#### [Recorded information]
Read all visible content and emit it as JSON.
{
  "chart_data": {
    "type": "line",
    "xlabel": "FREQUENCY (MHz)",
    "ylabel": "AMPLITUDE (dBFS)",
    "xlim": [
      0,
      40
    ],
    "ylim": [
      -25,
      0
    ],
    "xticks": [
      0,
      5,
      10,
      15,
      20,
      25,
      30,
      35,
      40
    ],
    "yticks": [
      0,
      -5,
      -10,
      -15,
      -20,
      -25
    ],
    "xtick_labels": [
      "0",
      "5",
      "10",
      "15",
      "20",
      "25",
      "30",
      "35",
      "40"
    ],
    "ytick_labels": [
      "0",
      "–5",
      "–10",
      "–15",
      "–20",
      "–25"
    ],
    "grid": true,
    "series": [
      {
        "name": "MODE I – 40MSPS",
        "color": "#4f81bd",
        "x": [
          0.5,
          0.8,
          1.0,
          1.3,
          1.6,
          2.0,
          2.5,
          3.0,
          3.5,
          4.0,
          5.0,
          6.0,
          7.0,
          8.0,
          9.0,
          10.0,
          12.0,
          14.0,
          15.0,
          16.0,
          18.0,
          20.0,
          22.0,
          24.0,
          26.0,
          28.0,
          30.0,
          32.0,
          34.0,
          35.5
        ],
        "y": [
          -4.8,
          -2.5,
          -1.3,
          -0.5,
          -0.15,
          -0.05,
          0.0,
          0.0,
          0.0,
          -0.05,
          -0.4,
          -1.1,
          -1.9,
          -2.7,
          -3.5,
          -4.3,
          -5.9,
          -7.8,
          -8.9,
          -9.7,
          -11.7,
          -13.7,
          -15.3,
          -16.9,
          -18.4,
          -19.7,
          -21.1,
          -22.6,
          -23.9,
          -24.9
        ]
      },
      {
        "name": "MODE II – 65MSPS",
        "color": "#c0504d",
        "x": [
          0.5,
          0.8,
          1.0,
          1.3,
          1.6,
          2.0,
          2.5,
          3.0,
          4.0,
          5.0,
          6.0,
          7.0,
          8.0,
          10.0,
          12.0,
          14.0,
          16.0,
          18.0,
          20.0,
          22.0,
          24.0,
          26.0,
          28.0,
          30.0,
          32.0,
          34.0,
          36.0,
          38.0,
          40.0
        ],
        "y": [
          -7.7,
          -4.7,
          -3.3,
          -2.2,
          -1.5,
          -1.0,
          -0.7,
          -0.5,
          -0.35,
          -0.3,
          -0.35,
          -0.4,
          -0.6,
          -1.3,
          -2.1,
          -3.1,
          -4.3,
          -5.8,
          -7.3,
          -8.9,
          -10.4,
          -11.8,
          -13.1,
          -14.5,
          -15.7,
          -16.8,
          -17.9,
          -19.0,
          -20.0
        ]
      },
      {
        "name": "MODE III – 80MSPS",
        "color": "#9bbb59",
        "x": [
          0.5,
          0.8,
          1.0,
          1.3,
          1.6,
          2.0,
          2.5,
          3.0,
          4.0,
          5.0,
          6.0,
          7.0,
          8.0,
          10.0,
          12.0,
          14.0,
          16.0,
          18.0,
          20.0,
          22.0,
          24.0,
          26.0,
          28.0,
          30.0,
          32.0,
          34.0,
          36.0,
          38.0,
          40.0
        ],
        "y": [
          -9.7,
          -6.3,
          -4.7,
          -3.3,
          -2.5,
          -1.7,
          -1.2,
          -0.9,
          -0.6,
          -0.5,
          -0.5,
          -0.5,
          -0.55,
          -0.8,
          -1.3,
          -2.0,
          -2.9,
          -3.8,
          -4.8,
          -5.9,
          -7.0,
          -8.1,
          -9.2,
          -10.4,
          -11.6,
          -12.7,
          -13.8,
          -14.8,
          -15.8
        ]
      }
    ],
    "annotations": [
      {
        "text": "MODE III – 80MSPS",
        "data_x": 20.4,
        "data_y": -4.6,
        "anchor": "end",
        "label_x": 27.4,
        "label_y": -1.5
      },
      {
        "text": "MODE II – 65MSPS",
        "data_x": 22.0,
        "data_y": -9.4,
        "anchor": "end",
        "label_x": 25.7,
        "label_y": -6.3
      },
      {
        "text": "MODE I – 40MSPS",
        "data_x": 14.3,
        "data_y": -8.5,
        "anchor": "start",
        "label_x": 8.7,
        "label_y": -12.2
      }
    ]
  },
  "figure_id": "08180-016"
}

#### [Goal]
Write the data back out verbatim.

#### [Exercise answer]
Read all visible content and emit it as JSON.
{
  "chart_data": {
    "type": "line",
    "xlabel": "FREQUENCY (MHz)",
    "ylabel": "AMPLITUDE (dBFS)",
    "xlim": [
      0,
      40
    ],
    "ylim": [
      -25,
      0
    ],
    "xticks": [
      0,
      5,
      10,
      15,
      20,
      25,
      30,
      35,
      40
    ],
    "yticks": [
      0,
      -5,
      -10,
      -15,
      -20,
      -25
    ],
    "xtick_labels": [
      "0",
      "5",
      "10",
      "15",
      "20",
      "25",
      "30",
      "35",
      "40"
    ],
    "ytick_labels": [
      "0",
      "–5",
      "–10",
      "–15",
      "–20",
      "–25"
    ],
    "grid": true,
    "series": [
      {
        "name": "MODE I – 40MSPS",
        "color": "#4f81bd",
        "x": [
          0.5,
          0.8,
          1.0,
          1.3,
          1.6,
          2.0,
          2.5,
          3.0,
          3.5,
          4.0,
          5.0,
          6.0,
          7.0,
          8.0,
          9.0,
          10.0,
          12.0,
          14.0,
          15.0,
          16.0,
          18.0,
          20.0,
          22.0,
          24.0,
          26.0,
          28.0,
          30.0,
          32.0,
          34.0,
          35.5
        ],
        "y": [
          -4.8,
          -2.5,
          -1.3,
          -0.5,
          -0.15,
          -0.05,
          0.0,
          0.0,
          0.0,
          -0.05,
          -0.4,
          -1.1,
          -1.9,
          -2.7,
          -3.5,
          -4.3,
          -5.9,
          -7.8,
          -8.9,
          -9.7,
          -11.7,
          -13.7,
          -15.3,
          -16.9,
          -18.4,
          -19.7,
          -21.1,
          -22.6,
          -23.9,
          -24.9
        ]
      },
      {
        "name": "MODE II – 65MSPS",
        "color": "#c0504d",
        "x": [
          0.5,
          0.8,
          1.0,
          1.3,
          1.6,
          2.0,
          2.5,
          3.0,
          4.0,
          5.0,
          6.0,
          7.0,
          8.0,
          10.0,
          12.0,
          14.0,
          16.0,
          18.0,
          20.0,
          22.0,
          24.0,
          26.0,
          28.0,
          30.0,
          32.0,
          34.0,
          36.0,
          38.0,
          40.0
        ],
        "y": [
          -7.7,
          -4.7,
          -3.3,
          -2.2,
          -1.5,
          -1.0,
          -0.7,
          -0.5,
          -0.35,
          -0.3,
          -0.35,
          -0.4,
          -0.6,
          -1.3,
          -2.1,
          -3.1,
          -4.3,
          -5.8,
          -7.3,
          -8.9,
          -10.4,
          -11.8,
          -13.1,
          -14.5,
          -15.7,
          -16.8,
          -17.9,
          -19.0,
          -20.0
        ]
      },
      {
        "name": "MODE III – 80MSPS",
        "color": "#9bbb59",
        "x": [
          0.5,
          0.8,
          1.0,
          1.3,
          1.6,
          2.0,
          2.5,
          3.0,
          4.0,
          5.0,
          6.0,
          7.0,
          8.0,
          10.0,
          12.0,
          14.0,
          16.0,
          18.0,
          20.0,
          22.0,
          24.0,
          26.0,
          28.0,
          30.0,
          32.0,
          34.0,
          36.0,
          38.0,
          40.0
        ],
        "y": [
          -9.7,
          -6.3,
          -4.7,
          -3.3,
          -2.5,
          -1.7,
          -1.2,
          -0.9,
          -0.6,
          -0.5,
          -0.5,
          -0.5,
          -0.55,
          -0.8,
          -1.3,
          -2.0,
          -2.9,
          -3.8,
          -4.8,
          -5.9,
          -7.0,
          -8.1,
          -9.2,
          -10.4,
          -11.6,
          -12.7,
          -13.8,
          -14.8,
          -15.8
        ]
      }
    ],
    "annotations": [
      {
        "text": "MODE III – 80MSPS",
        "data_x": 20.4,
        "data_y": -4.6,
        "anchor": "end",
        "label_x": 27.4,
        "label_y": -1.5
      },
      {
        "text": "MODE II – 65MSPS",
        "data_x": 22.0,
        "data_y": -9.4,
        "anchor": "end",
        "label_x": 25.7,
        "label_y": -6.3
      },
      {
        "text": "MODE I – 40MSPS",
        "data_x": 14.3,
        "data_y": -8.5,
        "anchor": "start",
        "label_x": 8.7,
        "label_y": -12.2
      }
    ]
  },
  "figure_id": "08180-016"
}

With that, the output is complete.